● **Task details**
Could you copy out every line of the material below, unchanged, but leave the pictures out?

● **Provided entries**
====
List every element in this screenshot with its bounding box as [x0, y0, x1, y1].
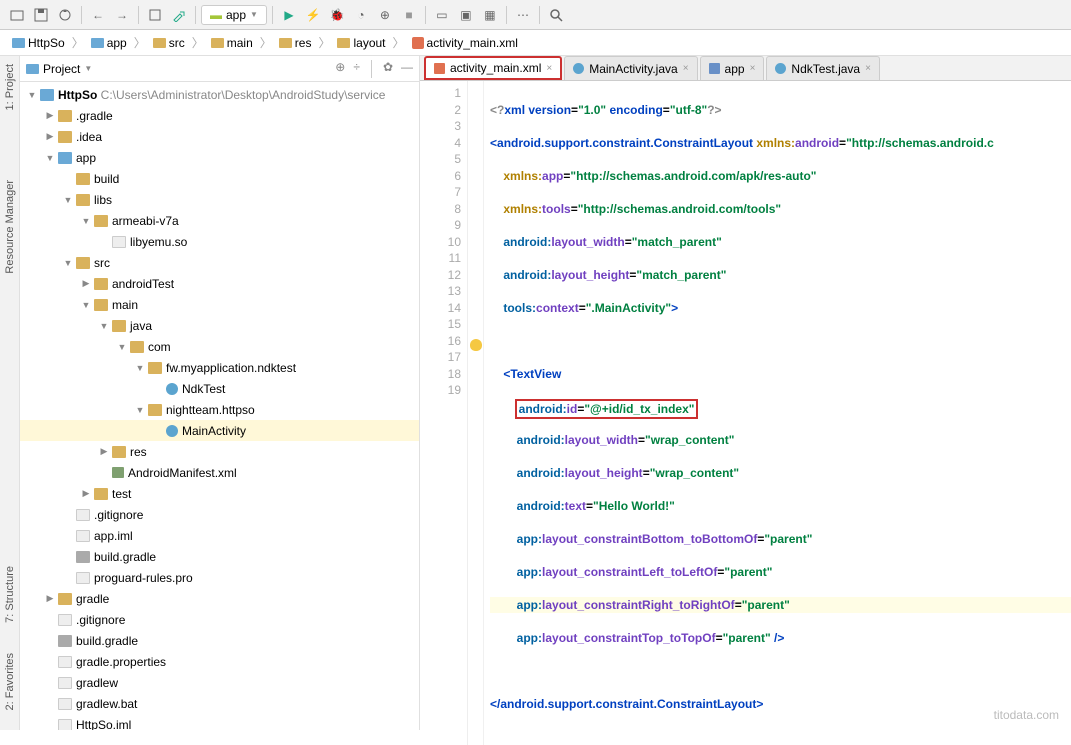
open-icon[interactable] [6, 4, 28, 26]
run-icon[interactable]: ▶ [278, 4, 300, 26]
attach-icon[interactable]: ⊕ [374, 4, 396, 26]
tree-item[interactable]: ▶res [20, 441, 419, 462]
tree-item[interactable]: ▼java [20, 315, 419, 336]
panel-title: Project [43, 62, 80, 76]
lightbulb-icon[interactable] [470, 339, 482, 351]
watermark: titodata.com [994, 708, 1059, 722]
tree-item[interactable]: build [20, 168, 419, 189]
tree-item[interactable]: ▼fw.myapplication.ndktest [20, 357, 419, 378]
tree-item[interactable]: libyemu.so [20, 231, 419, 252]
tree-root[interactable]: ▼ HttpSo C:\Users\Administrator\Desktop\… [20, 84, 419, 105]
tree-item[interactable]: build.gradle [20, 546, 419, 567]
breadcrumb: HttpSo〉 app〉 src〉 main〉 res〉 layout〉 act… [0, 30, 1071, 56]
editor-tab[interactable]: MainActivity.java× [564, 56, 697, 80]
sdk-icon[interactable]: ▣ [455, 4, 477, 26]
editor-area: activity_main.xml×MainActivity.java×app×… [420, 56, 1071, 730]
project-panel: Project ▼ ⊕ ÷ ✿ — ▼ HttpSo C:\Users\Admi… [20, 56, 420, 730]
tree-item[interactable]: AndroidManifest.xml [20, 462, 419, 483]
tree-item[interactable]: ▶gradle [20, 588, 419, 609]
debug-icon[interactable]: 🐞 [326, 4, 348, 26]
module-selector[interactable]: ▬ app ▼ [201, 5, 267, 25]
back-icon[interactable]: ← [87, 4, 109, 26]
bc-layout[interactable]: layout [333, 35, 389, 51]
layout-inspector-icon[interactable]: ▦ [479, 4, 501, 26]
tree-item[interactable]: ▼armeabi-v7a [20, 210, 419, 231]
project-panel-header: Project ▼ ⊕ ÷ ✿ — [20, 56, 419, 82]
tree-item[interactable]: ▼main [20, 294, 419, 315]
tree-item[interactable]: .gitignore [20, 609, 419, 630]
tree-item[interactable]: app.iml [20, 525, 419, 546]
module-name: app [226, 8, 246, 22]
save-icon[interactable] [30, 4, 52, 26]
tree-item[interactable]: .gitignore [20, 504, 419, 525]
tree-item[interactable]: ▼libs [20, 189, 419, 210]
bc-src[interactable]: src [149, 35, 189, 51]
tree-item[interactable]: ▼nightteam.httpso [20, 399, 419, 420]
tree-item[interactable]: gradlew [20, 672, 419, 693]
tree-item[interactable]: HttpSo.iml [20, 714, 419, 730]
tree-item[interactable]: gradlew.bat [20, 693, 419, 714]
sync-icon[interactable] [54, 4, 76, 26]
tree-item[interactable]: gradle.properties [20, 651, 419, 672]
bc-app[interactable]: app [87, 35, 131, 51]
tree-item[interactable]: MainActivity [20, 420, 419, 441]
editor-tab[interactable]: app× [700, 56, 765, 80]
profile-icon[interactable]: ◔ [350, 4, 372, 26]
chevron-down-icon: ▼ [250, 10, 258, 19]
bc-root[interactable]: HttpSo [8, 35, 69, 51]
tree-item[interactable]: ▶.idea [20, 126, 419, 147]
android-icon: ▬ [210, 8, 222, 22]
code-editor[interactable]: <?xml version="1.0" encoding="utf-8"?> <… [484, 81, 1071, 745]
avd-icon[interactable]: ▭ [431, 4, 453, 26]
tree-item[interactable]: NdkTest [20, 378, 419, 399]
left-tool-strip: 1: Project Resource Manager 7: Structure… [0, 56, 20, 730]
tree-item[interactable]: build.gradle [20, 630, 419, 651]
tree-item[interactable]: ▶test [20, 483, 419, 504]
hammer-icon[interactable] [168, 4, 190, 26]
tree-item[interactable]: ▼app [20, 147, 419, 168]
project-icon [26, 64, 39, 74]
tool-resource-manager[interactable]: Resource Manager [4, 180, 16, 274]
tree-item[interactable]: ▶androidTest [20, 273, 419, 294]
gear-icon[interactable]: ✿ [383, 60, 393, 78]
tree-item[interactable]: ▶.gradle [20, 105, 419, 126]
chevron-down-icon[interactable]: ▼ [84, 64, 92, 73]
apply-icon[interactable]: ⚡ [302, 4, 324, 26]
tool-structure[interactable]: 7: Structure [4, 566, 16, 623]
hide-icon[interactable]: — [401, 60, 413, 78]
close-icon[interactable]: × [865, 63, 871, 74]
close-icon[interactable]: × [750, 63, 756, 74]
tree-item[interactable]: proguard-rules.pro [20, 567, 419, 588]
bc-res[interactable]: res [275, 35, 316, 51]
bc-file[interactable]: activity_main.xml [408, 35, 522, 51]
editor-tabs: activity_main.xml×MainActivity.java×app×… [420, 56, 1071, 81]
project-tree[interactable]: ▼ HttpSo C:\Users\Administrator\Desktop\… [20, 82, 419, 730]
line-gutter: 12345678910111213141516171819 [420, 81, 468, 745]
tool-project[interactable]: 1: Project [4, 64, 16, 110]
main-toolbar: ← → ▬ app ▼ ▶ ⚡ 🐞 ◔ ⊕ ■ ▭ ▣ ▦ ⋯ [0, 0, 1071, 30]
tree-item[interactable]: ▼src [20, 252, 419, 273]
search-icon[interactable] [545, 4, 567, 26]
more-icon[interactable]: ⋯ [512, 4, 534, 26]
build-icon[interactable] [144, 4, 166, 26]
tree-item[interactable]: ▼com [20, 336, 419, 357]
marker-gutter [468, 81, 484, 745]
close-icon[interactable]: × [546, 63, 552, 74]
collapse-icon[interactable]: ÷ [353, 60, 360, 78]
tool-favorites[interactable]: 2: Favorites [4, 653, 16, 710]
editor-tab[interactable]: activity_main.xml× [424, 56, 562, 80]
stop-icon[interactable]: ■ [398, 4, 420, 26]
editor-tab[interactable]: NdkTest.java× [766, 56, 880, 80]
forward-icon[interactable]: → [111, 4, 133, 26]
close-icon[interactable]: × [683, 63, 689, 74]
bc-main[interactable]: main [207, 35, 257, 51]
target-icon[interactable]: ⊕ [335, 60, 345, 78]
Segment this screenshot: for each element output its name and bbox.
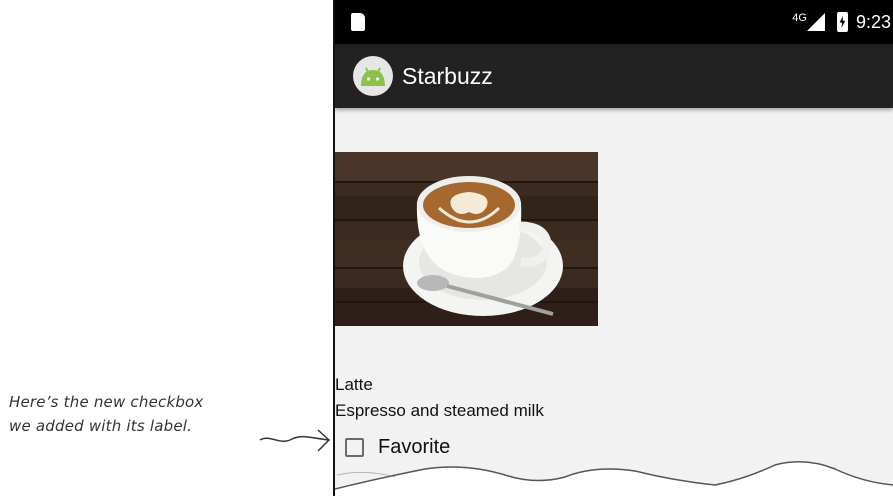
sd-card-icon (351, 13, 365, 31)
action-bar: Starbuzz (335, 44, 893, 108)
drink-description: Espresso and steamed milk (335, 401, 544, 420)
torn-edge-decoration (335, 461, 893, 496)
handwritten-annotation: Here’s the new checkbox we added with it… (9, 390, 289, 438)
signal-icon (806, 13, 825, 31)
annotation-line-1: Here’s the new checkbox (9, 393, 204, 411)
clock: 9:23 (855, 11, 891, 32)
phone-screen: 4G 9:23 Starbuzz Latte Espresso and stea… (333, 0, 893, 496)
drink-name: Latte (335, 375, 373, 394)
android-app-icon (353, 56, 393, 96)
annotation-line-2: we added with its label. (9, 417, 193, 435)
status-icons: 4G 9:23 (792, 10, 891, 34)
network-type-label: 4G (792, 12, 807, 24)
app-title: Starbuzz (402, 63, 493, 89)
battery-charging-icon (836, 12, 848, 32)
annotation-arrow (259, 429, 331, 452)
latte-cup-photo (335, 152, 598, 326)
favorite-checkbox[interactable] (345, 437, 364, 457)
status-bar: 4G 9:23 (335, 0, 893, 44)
====
● **Result below**
List every element in this screenshot with its bounding box as [x0, y0, x1, y1].
open-icon[interactable] [6, 4, 28, 26]
run-icon[interactable]: ▶ [278, 4, 300, 26]
attach-icon[interactable]: ⊕ [374, 4, 396, 26]
tree-item[interactable]: ▶res [20, 441, 419, 462]
tree-item[interactable]: ▼java [20, 315, 419, 336]
panel-title: Project [43, 62, 80, 76]
lightbulb-icon[interactable] [470, 339, 482, 351]
watermark: titodata.com [994, 708, 1059, 722]
tree-item[interactable]: build [20, 168, 419, 189]
tree-item[interactable]: ▼fw.myapplication.ndktest [20, 357, 419, 378]
tree-item[interactable]: libyemu.so [20, 231, 419, 252]
tree-root[interactable]: ▼ HttpSo C:\Users\Administrator\Desktop\… [20, 84, 419, 105]
tree-item[interactable]: build.gradle [20, 546, 419, 567]
breadcrumb: HttpSo〉 app〉 src〉 main〉 res〉 layout〉 act… [0, 30, 1071, 56]
editor-tab[interactable]: MainActivity.java× [564, 56, 697, 80]
sdk-icon[interactable]: ▣ [455, 4, 477, 26]
editor-area: activity_main.xml×MainActivity.java×app×… [420, 56, 1071, 730]
project-panel: Project ▼ ⊕ ÷ ✿ — ▼ HttpSo C:\Users\Admi… [20, 56, 420, 730]
tree-item[interactable]: AndroidManifest.xml [20, 462, 419, 483]
tree-item[interactable]: ▶gradle [20, 588, 419, 609]
debug-icon[interactable]: 🐞 [326, 4, 348, 26]
module-selector[interactable]: ▬ app ▼ [201, 5, 267, 25]
back-icon[interactable]: ← [87, 4, 109, 26]
bc-layout[interactable]: layout [333, 35, 389, 51]
layout-inspector-icon[interactable]: ▦ [479, 4, 501, 26]
tree-item[interactable]: ▼armeabi-v7a [20, 210, 419, 231]
project-panel-header: Project ▼ ⊕ ÷ ✿ — [20, 56, 419, 82]
tree-item[interactable]: ▼main [20, 294, 419, 315]
tree-item[interactable]: .gitignore [20, 609, 419, 630]
tree-item[interactable]: app.iml [20, 525, 419, 546]
module-name: app [226, 8, 246, 22]
save-icon[interactable] [30, 4, 52, 26]
tree-item[interactable]: .gitignore [20, 504, 419, 525]
tree-item[interactable]: ▼libs [20, 189, 419, 210]
bc-src[interactable]: src [149, 35, 189, 51]
tree-item[interactable]: ▼nightteam.httpso [20, 399, 419, 420]
tree-item[interactable]: gradlew [20, 672, 419, 693]
tree-item[interactable]: HttpSo.iml [20, 714, 419, 730]
tree-item[interactable]: gradlew.bat [20, 693, 419, 714]
sync-icon[interactable] [54, 4, 76, 26]
tree-item[interactable]: gradle.properties [20, 651, 419, 672]
bc-app[interactable]: app [87, 35, 131, 51]
tree-item[interactable]: MainActivity [20, 420, 419, 441]
editor-tab[interactable]: app× [700, 56, 765, 80]
profile-icon[interactable]: ◔ [350, 4, 372, 26]
chevron-down-icon: ▼ [250, 10, 258, 19]
bc-root[interactable]: HttpSo [8, 35, 69, 51]
tree-item[interactable]: ▶.idea [20, 126, 419, 147]
android-icon: ▬ [210, 8, 222, 22]
code-editor[interactable]: <?xml version="1.0" encoding="utf-8"?> <… [484, 81, 1071, 745]
avd-icon[interactable]: ▭ [431, 4, 453, 26]
tree-item[interactable]: NdkTest [20, 378, 419, 399]
left-tool-strip: 1: Project Resource Manager 7: Structure… [0, 56, 20, 730]
tree-item[interactable]: build.gradle [20, 630, 419, 651]
tree-item[interactable]: ▶test [20, 483, 419, 504]
hammer-icon[interactable] [168, 4, 190, 26]
tree-item[interactable]: ▼app [20, 147, 419, 168]
project-icon [26, 64, 39, 74]
tool-resource-manager[interactable]: Resource Manager [4, 180, 16, 274]
tree-item[interactable]: ▶androidTest [20, 273, 419, 294]
gear-icon[interactable]: ✿ [383, 60, 393, 78]
tree-item[interactable]: ▶.gradle [20, 105, 419, 126]
chevron-down-icon[interactable]: ▼ [84, 64, 92, 73]
apply-icon[interactable]: ⚡ [302, 4, 324, 26]
tool-structure[interactable]: 7: Structure [4, 566, 16, 623]
hide-icon[interactable]: — [401, 60, 413, 78]
close-icon[interactable]: × [865, 63, 871, 74]
close-icon[interactable]: × [750, 63, 756, 74]
tree-item[interactable]: proguard-rules.pro [20, 567, 419, 588]
bc-res[interactable]: res [275, 35, 316, 51]
bc-file[interactable]: activity_main.xml [408, 35, 522, 51]
editor-tabs: activity_main.xml×MainActivity.java×app×… [420, 56, 1071, 81]
project-tree[interactable]: ▼ HttpSo C:\Users\Administrator\Desktop\… [20, 82, 419, 730]
line-gutter: 12345678910111213141516171819 [420, 81, 468, 745]
tool-project[interactable]: 1: Project [4, 64, 16, 110]
main-toolbar: ← → ▬ app ▼ ▶ ⚡ 🐞 ◔ ⊕ ■ ▭ ▣ ▦ ⋯ [0, 0, 1071, 30]
tree-item[interactable]: ▼src [20, 252, 419, 273]
search-icon[interactable] [545, 4, 567, 26]
more-icon[interactable]: ⋯ [512, 4, 534, 26]
build-icon[interactable] [144, 4, 166, 26]
tree-item[interactable]: ▼com [20, 336, 419, 357]
marker-gutter [468, 81, 484, 745]
close-icon[interactable]: × [546, 63, 552, 74]
collapse-icon[interactable]: ÷ [353, 60, 360, 78]
tool-favorites[interactable]: 2: Favorites [4, 653, 16, 710]
editor-tab[interactable]: activity_main.xml× [424, 56, 562, 80]
stop-icon[interactable]: ■ [398, 4, 420, 26]
editor-tab[interactable]: NdkTest.java× [766, 56, 880, 80]
forward-icon[interactable]: → [111, 4, 133, 26]
close-icon[interactable]: × [683, 63, 689, 74]
bc-main[interactable]: main [207, 35, 257, 51]
target-icon[interactable]: ⊕ [335, 60, 345, 78]
Segment this screenshot: for each element output its name and bbox.
sd-card-icon (351, 13, 365, 31)
action-bar: Starbuzz (335, 44, 893, 108)
drink-description: Espresso and steamed milk (335, 401, 544, 420)
torn-edge-decoration (335, 461, 893, 496)
handwritten-annotation: Here’s the new checkbox we added with it… (9, 390, 289, 438)
signal-icon (806, 13, 825, 31)
annotation-line-1: Here’s the new checkbox (9, 393, 204, 411)
clock: 9:23 (855, 11, 891, 32)
phone-screen: 4G 9:23 Starbuzz Latte Espresso and stea… (333, 0, 893, 496)
drink-name: Latte (335, 375, 373, 394)
android-app-icon (353, 56, 393, 96)
annotation-line-2: we added with its label. (9, 417, 193, 435)
status-icons: 4G 9:23 (792, 10, 891, 34)
network-type-label: 4G (792, 12, 807, 24)
app-title: Starbuzz (402, 63, 493, 89)
battery-charging-icon (836, 12, 848, 32)
annotation-arrow (259, 429, 331, 452)
latte-cup-photo (335, 152, 598, 326)
favorite-checkbox[interactable] (345, 437, 364, 457)
status-bar: 4G 9:23 (335, 0, 893, 44)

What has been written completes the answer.